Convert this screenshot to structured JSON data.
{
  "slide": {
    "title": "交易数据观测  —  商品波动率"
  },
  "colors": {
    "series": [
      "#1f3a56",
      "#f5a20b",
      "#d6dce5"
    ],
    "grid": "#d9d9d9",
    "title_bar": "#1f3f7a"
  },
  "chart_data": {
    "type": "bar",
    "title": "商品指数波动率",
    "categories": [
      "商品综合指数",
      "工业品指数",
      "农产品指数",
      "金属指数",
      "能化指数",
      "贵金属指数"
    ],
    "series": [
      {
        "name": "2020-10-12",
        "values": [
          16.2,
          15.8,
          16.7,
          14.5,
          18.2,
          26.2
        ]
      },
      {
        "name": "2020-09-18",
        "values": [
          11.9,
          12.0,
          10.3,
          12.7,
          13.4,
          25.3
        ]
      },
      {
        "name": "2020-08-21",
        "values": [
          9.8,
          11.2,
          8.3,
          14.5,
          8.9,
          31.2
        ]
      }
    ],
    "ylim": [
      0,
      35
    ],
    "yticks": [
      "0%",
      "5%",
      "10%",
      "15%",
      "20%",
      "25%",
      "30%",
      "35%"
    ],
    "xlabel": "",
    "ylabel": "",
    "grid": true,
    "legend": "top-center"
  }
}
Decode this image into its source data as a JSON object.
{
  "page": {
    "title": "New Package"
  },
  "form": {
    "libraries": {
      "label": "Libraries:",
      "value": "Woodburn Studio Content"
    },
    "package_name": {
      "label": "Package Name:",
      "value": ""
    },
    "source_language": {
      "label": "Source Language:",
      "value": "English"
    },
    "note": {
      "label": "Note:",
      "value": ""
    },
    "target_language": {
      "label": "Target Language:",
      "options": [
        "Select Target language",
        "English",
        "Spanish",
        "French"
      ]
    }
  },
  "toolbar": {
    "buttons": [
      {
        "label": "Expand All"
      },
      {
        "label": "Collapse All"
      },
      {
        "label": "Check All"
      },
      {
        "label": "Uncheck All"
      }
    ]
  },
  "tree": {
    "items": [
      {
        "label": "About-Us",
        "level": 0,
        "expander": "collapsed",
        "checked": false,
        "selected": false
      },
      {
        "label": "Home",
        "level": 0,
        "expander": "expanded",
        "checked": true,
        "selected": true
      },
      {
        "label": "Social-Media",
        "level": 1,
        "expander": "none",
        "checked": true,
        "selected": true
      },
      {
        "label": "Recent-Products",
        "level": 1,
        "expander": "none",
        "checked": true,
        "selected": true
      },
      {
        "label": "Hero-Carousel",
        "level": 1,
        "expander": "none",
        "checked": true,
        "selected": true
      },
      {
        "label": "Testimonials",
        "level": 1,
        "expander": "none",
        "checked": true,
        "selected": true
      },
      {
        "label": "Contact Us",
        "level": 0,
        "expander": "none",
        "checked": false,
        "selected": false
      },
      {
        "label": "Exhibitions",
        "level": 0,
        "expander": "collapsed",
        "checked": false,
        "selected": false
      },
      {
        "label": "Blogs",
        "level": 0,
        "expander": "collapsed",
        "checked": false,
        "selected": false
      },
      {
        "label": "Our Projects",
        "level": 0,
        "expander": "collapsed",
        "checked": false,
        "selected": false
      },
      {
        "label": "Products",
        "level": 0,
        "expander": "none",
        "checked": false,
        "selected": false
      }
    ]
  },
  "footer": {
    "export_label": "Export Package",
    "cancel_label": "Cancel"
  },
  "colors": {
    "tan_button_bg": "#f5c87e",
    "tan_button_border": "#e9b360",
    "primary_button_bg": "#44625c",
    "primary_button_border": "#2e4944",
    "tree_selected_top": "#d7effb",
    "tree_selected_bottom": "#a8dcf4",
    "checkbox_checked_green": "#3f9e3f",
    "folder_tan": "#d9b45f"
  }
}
◇ ◇ ◇ ◇ ◇ ◇ ◇
WHAT YOU ARE ASKED TO DO: Each line in the material above must be retyped without alteration.

FINISHED TASK:
Convert this screenshot to structured JSON data.
{
  "slide": {
    "title": "交易数据观测  —  商品波动率"
  },
  "colors": {
    "series": [
      "#1f3a56",
      "#f5a20b",
      "#d6dce5"
    ],
    "grid": "#d9d9d9",
    "title_bar": "#1f3f7a"
  },
  "chart_data": {
    "type": "bar",
    "title": "商品指数波动率",
    "categories": [
      "商品综合指数",
      "工业品指数",
      "农产品指数",
      "金属指数",
      "能化指数",
      "贵金属指数"
    ],
    "series": [
      {
        "name": "2020-10-12",
        "values": [
          16.2,
          15.8,
          16.7,
          14.5,
          18.2,
          26.2
        ]
      },
      {
        "name": "2020-09-18",
        "values": [
          11.9,
          12.0,
          10.3,
          12.7,
          13.4,
          25.3
        ]
      },
      {
        "name": "2020-08-21",
        "values": [
          9.8,
          11.2,
          8.3,
          14.5,
          8.9,
          31.2
        ]
      }
    ],
    "ylim": [
      0,
      35
    ],
    "yticks": [
      "0%",
      "5%",
      "10%",
      "15%",
      "20%",
      "25%",
      "30%",
      "35%"
    ],
    "xlabel": "",
    "ylabel": "",
    "grid": true,
    "legend": "top-center"
  }
}
Decode this image into its source data as a JSON object.
{
  "page": {
    "title": "New Package"
  },
  "form": {
    "libraries": {
      "label": "Libraries:",
      "value": "Woodburn Studio Content"
    },
    "package_name": {
      "label": "Package Name:",
      "value": ""
    },
    "source_language": {
      "label": "Source Language:",
      "value": "English"
    },
    "note": {
      "label": "Note:",
      "value": ""
    },
    "target_language": {
      "label": "Target Language:",
      "options": [
        "Select Target language",
        "English",
        "Spanish",
        "French"
      ]
    }
  },
  "toolbar": {
    "buttons": [
      {
        "label": "Expand All"
      },
      {
        "label": "Collapse All"
      },
      {
        "label": "Check All"
      },
      {
        "label": "Uncheck All"
      }
    ]
  },
  "tree": {
    "items": [
      {
        "label": "About-Us",
        "level": 0,
        "expander": "collapsed",
        "checked": false,
        "selected": false
      },
      {
        "label": "Home",
        "level": 0,
        "expander": "expanded",
        "checked": true,
        "selected": true
      },
      {
        "label": "Social-Media",
        "level": 1,
        "expander": "none",
        "checked": true,
        "selected": true
      },
      {
        "label": "Recent-Products",
        "level": 1,
        "expander": "none",
        "checked": true,
        "selected": true
      },
      {
        "label": "Hero-Carousel",
        "level": 1,
        "expander": "none",
        "checked": true,
        "selected": true
      },
      {
        "label": "Testimonials",
        "level": 1,
        "expander": "none",
        "checked": true,
        "selected": true
      },
      {
        "label": "Contact Us",
        "level": 0,
        "expander": "none",
        "checked": false,
        "selected": false
      },
      {
        "label": "Exhibitions",
        "level": 0,
        "expander": "collapsed",
        "checked": false,
        "selected": false
      },
      {
        "label": "Blogs",
        "level": 0,
        "expander": "collapsed",
        "checked": false,
        "selected": false
      },
      {
        "label": "Our Projects",
        "level": 0,
        "expander": "collapsed",
        "checked": false,
        "selected": false
      },
      {
        "label": "Products",
        "level": 0,
        "expander": "none",
        "checked": false,
        "selected": false
      }
    ]
  },
  "footer": {
    "export_label": "Export Package",
    "cancel_label": "Cancel"
  },
  "colors": {
    "tan_button_bg": "#f5c87e",
    "tan_button_border": "#e9b360",
    "primary_button_bg": "#44625c",
    "primary_button_border": "#2e4944",
    "tree_selected_top": "#d7effb",
    "tree_selected_bottom": "#a8dcf4",
    "checkbox_checked_green": "#3f9e3f",
    "folder_tan": "#d9b45f"
  }
}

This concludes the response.